- **Stored data entries**
>>>
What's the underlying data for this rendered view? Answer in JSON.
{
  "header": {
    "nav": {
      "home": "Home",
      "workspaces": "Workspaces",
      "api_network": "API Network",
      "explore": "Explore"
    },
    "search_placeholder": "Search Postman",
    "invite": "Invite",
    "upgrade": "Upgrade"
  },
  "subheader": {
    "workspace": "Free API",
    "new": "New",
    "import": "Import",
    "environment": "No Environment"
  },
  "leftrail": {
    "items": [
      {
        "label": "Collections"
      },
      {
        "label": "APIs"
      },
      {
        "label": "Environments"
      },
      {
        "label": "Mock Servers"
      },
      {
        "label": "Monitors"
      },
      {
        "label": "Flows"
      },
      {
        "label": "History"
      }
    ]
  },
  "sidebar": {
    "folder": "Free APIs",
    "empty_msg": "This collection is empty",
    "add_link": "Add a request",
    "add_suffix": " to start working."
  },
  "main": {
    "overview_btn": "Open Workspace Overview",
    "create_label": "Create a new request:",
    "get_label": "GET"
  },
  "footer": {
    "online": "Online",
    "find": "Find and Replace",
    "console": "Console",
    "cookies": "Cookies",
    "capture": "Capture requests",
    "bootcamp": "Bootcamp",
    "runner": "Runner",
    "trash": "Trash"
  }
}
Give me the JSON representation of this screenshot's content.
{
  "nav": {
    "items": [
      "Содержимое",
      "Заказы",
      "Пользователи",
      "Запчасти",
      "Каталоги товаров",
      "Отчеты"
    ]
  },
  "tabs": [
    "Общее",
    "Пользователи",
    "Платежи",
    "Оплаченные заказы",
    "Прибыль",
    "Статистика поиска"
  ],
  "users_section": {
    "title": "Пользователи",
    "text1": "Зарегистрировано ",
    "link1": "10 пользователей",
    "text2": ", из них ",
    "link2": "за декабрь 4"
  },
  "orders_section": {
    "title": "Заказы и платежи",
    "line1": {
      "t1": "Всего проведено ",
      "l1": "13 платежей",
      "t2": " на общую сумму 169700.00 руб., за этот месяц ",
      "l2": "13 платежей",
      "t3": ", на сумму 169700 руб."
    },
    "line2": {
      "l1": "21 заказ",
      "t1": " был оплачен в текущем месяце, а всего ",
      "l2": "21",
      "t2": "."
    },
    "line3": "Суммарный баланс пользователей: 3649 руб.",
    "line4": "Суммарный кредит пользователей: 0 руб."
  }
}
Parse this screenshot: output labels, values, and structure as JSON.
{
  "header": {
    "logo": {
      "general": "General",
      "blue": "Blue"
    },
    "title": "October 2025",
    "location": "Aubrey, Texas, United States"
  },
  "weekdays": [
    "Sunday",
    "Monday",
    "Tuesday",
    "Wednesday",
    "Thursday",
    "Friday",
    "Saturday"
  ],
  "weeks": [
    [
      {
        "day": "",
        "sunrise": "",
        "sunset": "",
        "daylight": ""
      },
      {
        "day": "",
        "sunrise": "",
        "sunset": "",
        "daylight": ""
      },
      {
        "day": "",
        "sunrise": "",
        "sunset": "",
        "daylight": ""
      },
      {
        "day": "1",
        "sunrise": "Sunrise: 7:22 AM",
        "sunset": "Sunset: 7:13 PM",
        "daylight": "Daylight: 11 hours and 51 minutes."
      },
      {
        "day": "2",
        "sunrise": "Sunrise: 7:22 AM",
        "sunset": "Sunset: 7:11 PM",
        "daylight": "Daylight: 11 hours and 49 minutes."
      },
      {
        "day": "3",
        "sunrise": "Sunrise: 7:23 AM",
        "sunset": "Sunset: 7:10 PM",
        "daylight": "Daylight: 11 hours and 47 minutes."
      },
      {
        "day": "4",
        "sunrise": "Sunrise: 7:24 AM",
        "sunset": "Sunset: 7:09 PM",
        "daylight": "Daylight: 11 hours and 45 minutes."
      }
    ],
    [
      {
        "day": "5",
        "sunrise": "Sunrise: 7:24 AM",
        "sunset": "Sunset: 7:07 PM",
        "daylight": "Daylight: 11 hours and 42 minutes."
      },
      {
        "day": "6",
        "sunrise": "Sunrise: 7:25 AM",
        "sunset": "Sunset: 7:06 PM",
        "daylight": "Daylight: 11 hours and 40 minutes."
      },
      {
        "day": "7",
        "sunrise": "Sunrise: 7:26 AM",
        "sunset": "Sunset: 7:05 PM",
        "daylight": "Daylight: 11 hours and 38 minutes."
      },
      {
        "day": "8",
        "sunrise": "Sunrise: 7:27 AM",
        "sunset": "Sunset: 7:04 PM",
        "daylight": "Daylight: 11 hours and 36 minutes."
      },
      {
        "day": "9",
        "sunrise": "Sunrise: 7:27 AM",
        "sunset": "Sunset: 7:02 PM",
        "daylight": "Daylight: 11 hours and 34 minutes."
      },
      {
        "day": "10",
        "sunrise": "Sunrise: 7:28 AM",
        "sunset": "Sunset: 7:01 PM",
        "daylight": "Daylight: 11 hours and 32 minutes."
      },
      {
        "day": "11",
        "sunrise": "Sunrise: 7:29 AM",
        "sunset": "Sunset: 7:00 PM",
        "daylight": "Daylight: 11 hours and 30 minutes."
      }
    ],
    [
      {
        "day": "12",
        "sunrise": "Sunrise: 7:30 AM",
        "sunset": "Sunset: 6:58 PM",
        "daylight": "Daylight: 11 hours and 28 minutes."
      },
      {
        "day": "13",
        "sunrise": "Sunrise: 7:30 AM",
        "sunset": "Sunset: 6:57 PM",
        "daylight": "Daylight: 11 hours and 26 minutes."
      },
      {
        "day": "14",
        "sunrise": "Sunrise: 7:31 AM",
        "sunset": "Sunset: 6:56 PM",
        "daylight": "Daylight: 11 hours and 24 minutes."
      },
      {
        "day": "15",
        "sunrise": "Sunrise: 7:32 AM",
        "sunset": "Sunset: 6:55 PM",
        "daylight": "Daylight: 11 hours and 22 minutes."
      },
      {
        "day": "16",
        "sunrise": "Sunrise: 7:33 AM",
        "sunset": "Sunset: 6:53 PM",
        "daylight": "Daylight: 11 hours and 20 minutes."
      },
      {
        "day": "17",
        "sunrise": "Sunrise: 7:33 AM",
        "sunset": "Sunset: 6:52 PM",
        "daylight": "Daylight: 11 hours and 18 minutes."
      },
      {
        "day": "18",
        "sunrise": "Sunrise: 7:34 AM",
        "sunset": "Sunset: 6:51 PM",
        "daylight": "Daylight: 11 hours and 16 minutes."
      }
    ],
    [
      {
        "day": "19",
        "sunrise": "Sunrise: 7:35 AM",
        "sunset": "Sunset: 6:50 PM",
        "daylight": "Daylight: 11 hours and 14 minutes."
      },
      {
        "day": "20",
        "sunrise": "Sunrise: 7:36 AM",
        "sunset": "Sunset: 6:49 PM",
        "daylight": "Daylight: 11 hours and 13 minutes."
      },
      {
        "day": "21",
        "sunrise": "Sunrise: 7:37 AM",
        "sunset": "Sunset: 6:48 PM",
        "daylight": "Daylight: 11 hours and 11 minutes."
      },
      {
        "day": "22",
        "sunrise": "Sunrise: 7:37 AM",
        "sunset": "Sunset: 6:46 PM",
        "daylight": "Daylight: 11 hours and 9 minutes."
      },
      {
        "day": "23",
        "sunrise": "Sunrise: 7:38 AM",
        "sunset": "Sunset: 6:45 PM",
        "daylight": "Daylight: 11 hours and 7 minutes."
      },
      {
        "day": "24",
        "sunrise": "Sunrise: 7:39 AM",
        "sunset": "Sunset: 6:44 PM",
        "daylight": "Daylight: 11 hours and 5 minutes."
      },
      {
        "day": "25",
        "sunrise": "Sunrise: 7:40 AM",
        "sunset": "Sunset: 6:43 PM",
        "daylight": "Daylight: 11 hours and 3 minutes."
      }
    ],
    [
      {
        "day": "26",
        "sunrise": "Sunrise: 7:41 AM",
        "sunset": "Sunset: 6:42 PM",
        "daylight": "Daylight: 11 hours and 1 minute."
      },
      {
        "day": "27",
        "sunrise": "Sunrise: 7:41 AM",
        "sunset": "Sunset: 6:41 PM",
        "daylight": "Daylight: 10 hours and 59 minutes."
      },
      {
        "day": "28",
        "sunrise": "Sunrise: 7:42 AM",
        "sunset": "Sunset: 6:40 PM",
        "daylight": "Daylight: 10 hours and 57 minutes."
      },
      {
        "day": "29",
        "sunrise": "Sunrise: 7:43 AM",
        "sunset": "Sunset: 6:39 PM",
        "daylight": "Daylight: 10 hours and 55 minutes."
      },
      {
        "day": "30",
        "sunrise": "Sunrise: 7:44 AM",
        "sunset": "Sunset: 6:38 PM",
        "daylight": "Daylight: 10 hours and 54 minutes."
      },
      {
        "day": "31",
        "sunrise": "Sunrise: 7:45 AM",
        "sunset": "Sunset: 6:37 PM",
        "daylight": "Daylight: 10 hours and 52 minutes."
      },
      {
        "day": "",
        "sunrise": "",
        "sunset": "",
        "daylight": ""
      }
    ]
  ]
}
<<<
- **What the task requires**
Give the number of lines above that hold the word "сумму", and nothing more.

- **In response**
2